* Begin Extracted entries *
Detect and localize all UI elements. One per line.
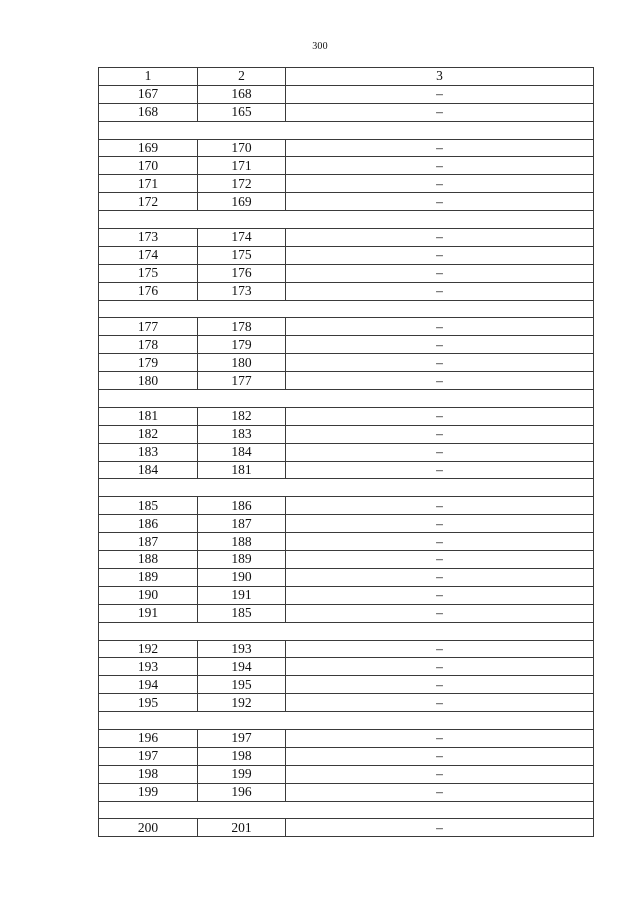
table-row: [99, 407, 594, 425]
table-cell: 177: [99, 318, 198, 336]
table-row: [99, 318, 594, 336]
table-cell: 187: [198, 515, 286, 533]
table-cell: 188: [99, 551, 198, 569]
table-cell: –: [286, 229, 594, 247]
table-cell: 196: [198, 783, 286, 801]
table-row: [99, 336, 594, 354]
table-row: [99, 229, 594, 247]
table-cell: –: [286, 354, 594, 372]
table-cell: –: [286, 551, 594, 569]
column-header: 1: [99, 68, 198, 86]
table-row: [99, 425, 594, 443]
table-cell: 172: [198, 175, 286, 193]
table-cell: –: [286, 318, 594, 336]
table-cell: 201: [198, 819, 286, 837]
group-separator-row: [99, 300, 594, 318]
table-cell: –: [286, 819, 594, 837]
table-cell: 195: [99, 694, 198, 712]
table-cell: 170: [99, 157, 198, 175]
table-cell: 189: [99, 568, 198, 586]
table-row: [99, 783, 594, 801]
table-cell: 177: [198, 372, 286, 390]
table-cell: 168: [198, 85, 286, 103]
table-cell: 175: [99, 264, 198, 282]
table-cell: 167: [99, 85, 198, 103]
table-cell: 183: [99, 443, 198, 461]
table-row: [99, 85, 594, 103]
table-cell: –: [286, 515, 594, 533]
group-separator-row: [99, 121, 594, 139]
table-row: [99, 765, 594, 783]
table-cell: 184: [99, 461, 198, 479]
column-header: 3: [286, 68, 594, 86]
table-row: [99, 586, 594, 604]
table-cell: 174: [99, 246, 198, 264]
table-cell: –: [286, 139, 594, 157]
table-cell: 179: [99, 354, 198, 372]
table-row: [99, 157, 594, 175]
table-cell: 186: [99, 515, 198, 533]
column-header: 2: [198, 68, 286, 86]
table-cell: –: [286, 604, 594, 622]
table-cell: 180: [198, 354, 286, 372]
table-cell: 190: [99, 586, 198, 604]
table-cell: –: [286, 497, 594, 515]
table-row: [99, 461, 594, 479]
table-cell: 182: [198, 407, 286, 425]
table-cell: –: [286, 694, 594, 712]
table-row: [99, 515, 594, 533]
group-separator: [99, 801, 594, 819]
table-row: [99, 103, 594, 121]
table-cell: 185: [99, 497, 198, 515]
table-cell: 170: [198, 139, 286, 157]
table-row: [99, 568, 594, 586]
table-cell: 198: [198, 747, 286, 765]
table-cell: –: [286, 729, 594, 747]
table-cell: –: [286, 676, 594, 694]
table-cell: 194: [198, 658, 286, 676]
table-row: [99, 604, 594, 622]
table-cell: 172: [99, 193, 198, 211]
table-row: [99, 676, 594, 694]
table-cell: –: [286, 282, 594, 300]
table-cell: 169: [99, 139, 198, 157]
table-cell: 169: [198, 193, 286, 211]
table-cell: –: [286, 407, 594, 425]
table-row: [99, 264, 594, 282]
group-separator: [99, 300, 594, 318]
table-cell: 171: [99, 175, 198, 193]
table-cell: 191: [198, 586, 286, 604]
table-cell: 179: [198, 336, 286, 354]
group-separator-row: [99, 211, 594, 229]
group-separator: [99, 479, 594, 497]
group-separator: [99, 121, 594, 139]
table-cell: 176: [198, 264, 286, 282]
table-row: [99, 694, 594, 712]
table-cell: –: [286, 640, 594, 658]
group-separator-row: [99, 712, 594, 730]
table-cell: 188: [198, 533, 286, 551]
table-row: [99, 354, 594, 372]
table-row: [99, 729, 594, 747]
table-cell: 181: [198, 461, 286, 479]
table-cell: 183: [198, 425, 286, 443]
table-cell: 178: [99, 336, 198, 354]
table-cell: 193: [198, 640, 286, 658]
table-cell: 181: [99, 407, 198, 425]
table-cell: –: [286, 568, 594, 586]
table-cell: –: [286, 193, 594, 211]
table-cell: 187: [99, 533, 198, 551]
table-cell: 173: [198, 282, 286, 300]
group-separator-row: [99, 622, 594, 640]
table-cell: 198: [99, 765, 198, 783]
table-cell: 174: [198, 229, 286, 247]
table-row: [99, 193, 594, 211]
table-cell: –: [286, 85, 594, 103]
table-cell: 185: [198, 604, 286, 622]
table-cell: –: [286, 336, 594, 354]
table-row: [99, 372, 594, 390]
table-cell: 195: [198, 676, 286, 694]
table-row: [99, 282, 594, 300]
table-cell: –: [286, 103, 594, 121]
table-cell: –: [286, 783, 594, 801]
table-cell: –: [286, 175, 594, 193]
table-cell: 184: [198, 443, 286, 461]
table-cell: 180: [99, 372, 198, 390]
table-row: [99, 640, 594, 658]
table-cell: 165: [198, 103, 286, 121]
table-row: [99, 139, 594, 157]
table-row: [99, 551, 594, 569]
table-cell: –: [286, 747, 594, 765]
table-cell: –: [286, 372, 594, 390]
table-cell: 200: [99, 819, 198, 837]
table-cell: 189: [198, 551, 286, 569]
table-cell: 186: [198, 497, 286, 515]
table-cell: –: [286, 157, 594, 175]
table-cell: 199: [198, 765, 286, 783]
table-cell: –: [286, 658, 594, 676]
data-table: [98, 67, 594, 837]
table-cell: 168: [99, 103, 198, 121]
group-separator: [99, 622, 594, 640]
group-separator: [99, 211, 594, 229]
table-cell: 171: [198, 157, 286, 175]
table-row: [99, 443, 594, 461]
group-separator-row: [99, 390, 594, 408]
table-cell: 192: [198, 694, 286, 712]
table-cell: –: [286, 443, 594, 461]
page-number: 300: [312, 41, 328, 52]
table-cell: 191: [99, 604, 198, 622]
table-cell: –: [286, 533, 594, 551]
table-header-row: [99, 68, 594, 86]
group-separator-row: [99, 479, 594, 497]
table-cell: –: [286, 425, 594, 443]
table-row: [99, 819, 594, 837]
table-cell: 199: [99, 783, 198, 801]
table-row: [99, 747, 594, 765]
table-row: [99, 497, 594, 515]
table-cell: 175: [198, 246, 286, 264]
group-separator: [99, 390, 594, 408]
table-cell: –: [286, 765, 594, 783]
table-cell: 196: [99, 729, 198, 747]
table-row: [99, 175, 594, 193]
table-cell: 173: [99, 229, 198, 247]
table-cell: 176: [99, 282, 198, 300]
table-cell: 197: [198, 729, 286, 747]
table-cell: –: [286, 586, 594, 604]
group-separator-row: [99, 801, 594, 819]
table-cell: 192: [99, 640, 198, 658]
table-row: [99, 533, 594, 551]
table-body: [99, 68, 594, 837]
table-cell: 182: [99, 425, 198, 443]
table-cell: 178: [198, 318, 286, 336]
table-cell: 193: [99, 658, 198, 676]
group-separator: [99, 712, 594, 730]
table-row: [99, 246, 594, 264]
table-cell: 190: [198, 568, 286, 586]
table-cell: 194: [99, 676, 198, 694]
table-cell: –: [286, 461, 594, 479]
table-cell: 197: [99, 747, 198, 765]
table-cell: –: [286, 264, 594, 282]
table-row: [99, 658, 594, 676]
table-cell: –: [286, 246, 594, 264]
* End Extracted entries *
The task:
Rewrite the data above with "localize" changed to "locate" and everything else left as it is, and leave the pictures out.

Completed task:
Detect and locate all UI elements. One per line.
table-row: [99, 407, 594, 425]
table-cell: 177: [99, 318, 198, 336]
table-row: [99, 318, 594, 336]
table-cell: 187: [198, 515, 286, 533]
table-cell: 188: [99, 551, 198, 569]
table-cell: –: [286, 229, 594, 247]
table-cell: 196: [198, 783, 286, 801]
table-row: [99, 336, 594, 354]
table-row: [99, 229, 594, 247]
table-cell: –: [286, 354, 594, 372]
table-cell: –: [286, 551, 594, 569]
column-header: 1: [99, 68, 198, 86]
table-row: [99, 425, 594, 443]
table-cell: 172: [198, 175, 286, 193]
table-cell: –: [286, 318, 594, 336]
table-cell: 201: [198, 819, 286, 837]
group-separator-row: [99, 300, 594, 318]
table-cell: –: [286, 819, 594, 837]
table-cell: 195: [99, 694, 198, 712]
table-cell: 170: [99, 157, 198, 175]
table-cell: 189: [99, 568, 198, 586]
table-row: [99, 783, 594, 801]
table-cell: 177: [198, 372, 286, 390]
table-cell: 168: [198, 85, 286, 103]
table-cell: 175: [99, 264, 198, 282]
table-cell: 167: [99, 85, 198, 103]
table-cell: 183: [99, 443, 198, 461]
table-row: [99, 85, 594, 103]
table-cell: –: [286, 515, 594, 533]
group-separator-row: [99, 121, 594, 139]
table-row: [99, 765, 594, 783]
table-cell: 184: [99, 461, 198, 479]
column-header: 3: [286, 68, 594, 86]
table-row: [99, 586, 594, 604]
table-cell: 174: [99, 246, 198, 264]
table-cell: –: [286, 139, 594, 157]
table-cell: 179: [99, 354, 198, 372]
table-row: [99, 157, 594, 175]
table-cell: 186: [99, 515, 198, 533]
column-header: 2: [198, 68, 286, 86]
table-cell: –: [286, 604, 594, 622]
table-cell: 180: [198, 354, 286, 372]
table-cell: 190: [99, 586, 198, 604]
table-cell: –: [286, 497, 594, 515]
table-row: [99, 461, 594, 479]
table-cell: 182: [198, 407, 286, 425]
table-cell: –: [286, 694, 594, 712]
table-row: [99, 515, 594, 533]
group-separator: [99, 801, 594, 819]
table-row: [99, 103, 594, 121]
table-cell: 185: [99, 497, 198, 515]
table-cell: 170: [198, 139, 286, 157]
table-row: [99, 568, 594, 586]
table-cell: 198: [198, 747, 286, 765]
table-cell: –: [286, 729, 594, 747]
table-cell: –: [286, 676, 594, 694]
table-cell: 194: [198, 658, 286, 676]
table-row: [99, 604, 594, 622]
table-cell: 172: [99, 193, 198, 211]
table-row: [99, 676, 594, 694]
table-cell: –: [286, 282, 594, 300]
table-cell: 169: [99, 139, 198, 157]
table-cell: 169: [198, 193, 286, 211]
table-cell: –: [286, 407, 594, 425]
table-row: [99, 264, 594, 282]
group-separator: [99, 300, 594, 318]
table-cell: 171: [99, 175, 198, 193]
table-cell: 191: [198, 586, 286, 604]
table-cell: 179: [198, 336, 286, 354]
group-separator-row: [99, 211, 594, 229]
group-separator: [99, 479, 594, 497]
group-separator: [99, 121, 594, 139]
table-cell: 176: [198, 264, 286, 282]
table-row: [99, 694, 594, 712]
table-cell: –: [286, 640, 594, 658]
group-separator-row: [99, 712, 594, 730]
table-cell: 188: [198, 533, 286, 551]
table-row: [99, 354, 594, 372]
table-row: [99, 729, 594, 747]
table-cell: 181: [198, 461, 286, 479]
table-cell: 183: [198, 425, 286, 443]
table-cell: 178: [99, 336, 198, 354]
table-cell: 193: [198, 640, 286, 658]
table-cell: 181: [99, 407, 198, 425]
table-cell: –: [286, 568, 594, 586]
table-cell: –: [286, 193, 594, 211]
table-cell: 187: [99, 533, 198, 551]
table-cell: 173: [198, 282, 286, 300]
group-separator-row: [99, 622, 594, 640]
table-cell: 198: [99, 765, 198, 783]
table-cell: 174: [198, 229, 286, 247]
table-row: [99, 193, 594, 211]
table-cell: –: [286, 85, 594, 103]
table-cell: 185: [198, 604, 286, 622]
table-cell: –: [286, 336, 594, 354]
table-row: [99, 372, 594, 390]
table-cell: 195: [198, 676, 286, 694]
table-row: [99, 282, 594, 300]
table-cell: –: [286, 103, 594, 121]
table-cell: –: [286, 783, 594, 801]
table-cell: –: [286, 175, 594, 193]
table-cell: 184: [198, 443, 286, 461]
table-cell: 180: [99, 372, 198, 390]
table-row: [99, 640, 594, 658]
table-cell: 165: [198, 103, 286, 121]
table-row: [99, 139, 594, 157]
table-row: [99, 551, 594, 569]
table-cell: –: [286, 747, 594, 765]
table-cell: –: [286, 372, 594, 390]
table-cell: 200: [99, 819, 198, 837]
table-cell: 189: [198, 551, 286, 569]
table-cell: 186: [198, 497, 286, 515]
table-cell: –: [286, 157, 594, 175]
table-cell: 199: [198, 765, 286, 783]
table-cell: –: [286, 658, 594, 676]
data-table: [98, 67, 594, 837]
table-cell: 168: [99, 103, 198, 121]
group-separator: [99, 622, 594, 640]
group-separator: [99, 211, 594, 229]
table-cell: 171: [198, 157, 286, 175]
table-row: [99, 443, 594, 461]
group-separator-row: [99, 390, 594, 408]
table-cell: 192: [198, 694, 286, 712]
table-cell: –: [286, 443, 594, 461]
page-number: 300: [312, 41, 328, 52]
table-cell: 191: [99, 604, 198, 622]
table-cell: –: [286, 533, 594, 551]
table-header-row: [99, 68, 594, 86]
group-separator-row: [99, 479, 594, 497]
table-cell: –: [286, 425, 594, 443]
table-row: [99, 819, 594, 837]
table-cell: 199: [99, 783, 198, 801]
table-row: [99, 747, 594, 765]
table-row: [99, 497, 594, 515]
table-cell: 175: [198, 246, 286, 264]
group-separator: [99, 390, 594, 408]
table-cell: –: [286, 765, 594, 783]
table-cell: 196: [99, 729, 198, 747]
table-row: [99, 175, 594, 193]
table-cell: 173: [99, 229, 198, 247]
table-cell: 176: [99, 282, 198, 300]
table-cell: 197: [198, 729, 286, 747]
table-cell: –: [286, 586, 594, 604]
group-separator-row: [99, 801, 594, 819]
table-cell: 192: [99, 640, 198, 658]
table-row: [99, 533, 594, 551]
table-body: [99, 68, 594, 837]
table-cell: 182: [99, 425, 198, 443]
table-cell: 178: [198, 318, 286, 336]
table-cell: 193: [99, 658, 198, 676]
group-separator: [99, 712, 594, 730]
table-row: [99, 246, 594, 264]
table-cell: 190: [198, 568, 286, 586]
table-cell: 194: [99, 676, 198, 694]
table-cell: –: [286, 461, 594, 479]
table-cell: 197: [99, 747, 198, 765]
table-cell: –: [286, 264, 594, 282]
table-row: [99, 658, 594, 676]
table-cell: –: [286, 246, 594, 264]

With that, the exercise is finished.